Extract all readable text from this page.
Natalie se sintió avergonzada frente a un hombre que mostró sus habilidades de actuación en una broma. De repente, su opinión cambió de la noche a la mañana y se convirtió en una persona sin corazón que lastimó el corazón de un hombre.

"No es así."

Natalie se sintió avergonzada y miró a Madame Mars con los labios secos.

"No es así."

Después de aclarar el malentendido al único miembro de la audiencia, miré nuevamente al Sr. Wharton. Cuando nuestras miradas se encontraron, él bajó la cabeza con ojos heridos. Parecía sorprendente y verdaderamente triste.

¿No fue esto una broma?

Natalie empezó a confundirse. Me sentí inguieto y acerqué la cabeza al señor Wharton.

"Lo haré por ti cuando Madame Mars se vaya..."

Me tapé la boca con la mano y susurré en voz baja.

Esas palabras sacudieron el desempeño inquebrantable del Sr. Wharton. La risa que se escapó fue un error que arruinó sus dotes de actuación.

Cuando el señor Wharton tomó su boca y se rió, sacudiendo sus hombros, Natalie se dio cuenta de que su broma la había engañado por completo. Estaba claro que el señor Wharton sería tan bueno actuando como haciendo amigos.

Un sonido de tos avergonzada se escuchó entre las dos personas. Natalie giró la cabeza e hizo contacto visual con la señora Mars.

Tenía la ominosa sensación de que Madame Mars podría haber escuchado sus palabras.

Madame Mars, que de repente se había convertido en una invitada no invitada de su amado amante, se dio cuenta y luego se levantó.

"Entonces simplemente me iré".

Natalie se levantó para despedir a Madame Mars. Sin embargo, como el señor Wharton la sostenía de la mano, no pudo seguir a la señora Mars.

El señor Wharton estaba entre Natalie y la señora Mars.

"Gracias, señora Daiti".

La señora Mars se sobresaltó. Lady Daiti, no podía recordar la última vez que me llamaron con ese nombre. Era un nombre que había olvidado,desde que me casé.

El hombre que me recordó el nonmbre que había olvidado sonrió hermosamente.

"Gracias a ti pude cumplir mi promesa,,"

• • • • •

Return the listing above in full, character for character.

_Answer in full:_
Extract all readable text from this page.
Natalie se sintió avergonzada frente a un hombre que mostró sus habilidades de actuación en una broma. De repente, su opinión cambió de la noche a la mañana y se convirtió en una persona sin corazón que lastimó el corazón de un hombre.

"No es así."

Natalie se sintió avergonzada y miró a Madame Mars con los labios secos.

"No es así."

Después de aclarar el malentendido al único miembro de la audiencia, miré nuevamente al Sr. Wharton. Cuando nuestras miradas se encontraron, él bajó la cabeza con ojos heridos. Parecía sorprendente y verdaderamente triste.

¿No fue esto una broma?

Natalie empezó a confundirse. Me sentí inguieto y acerqué la cabeza al señor Wharton.

"Lo haré por ti cuando Madame Mars se vaya..."

Me tapé la boca con la mano y susurré en voz baja.

Esas palabras sacudieron el desempeño inquebrantable del Sr. Wharton. La risa que se escapó fue un error que arruinó sus dotes de actuación.

Cuando el señor Wharton tomó su boca y se rió, sacudiendo sus hombros, Natalie se dio cuenta de que su broma la había engañado por completo. Estaba claro que el señor Wharton sería tan bueno actuando como haciendo amigos.

Un sonido de tos avergonzada se escuchó entre las dos personas. Natalie giró la cabeza e hizo contacto visual con la señora Mars.

Tenía la ominosa sensación de que Madame Mars podría haber escuchado sus palabras.

Madame Mars, que de repente se había convertido en una invitada no invitada de su amado amante, se dio cuenta y luego se levantó.

"Entonces simplemente me iré".

Natalie se levantó para despedir a Madame Mars. Sin embargo, como el señor Wharton la sostenía de la mano, no pudo seguir a la señora Mars.

El señor Wharton estaba entre Natalie y la señora Mars.

"Gracias, señora Daiti".

La señora Mars se sobresaltó. Lady Daiti, no podía recordar la última vez que me llamaron con ese nombre. Era un nombre que había olvidado,desde que me casé.

El hombre que me recordó el nonmbre que había olvidado sonrió hermosamente.

"Gracias a ti pude cumplir mi promesa,,"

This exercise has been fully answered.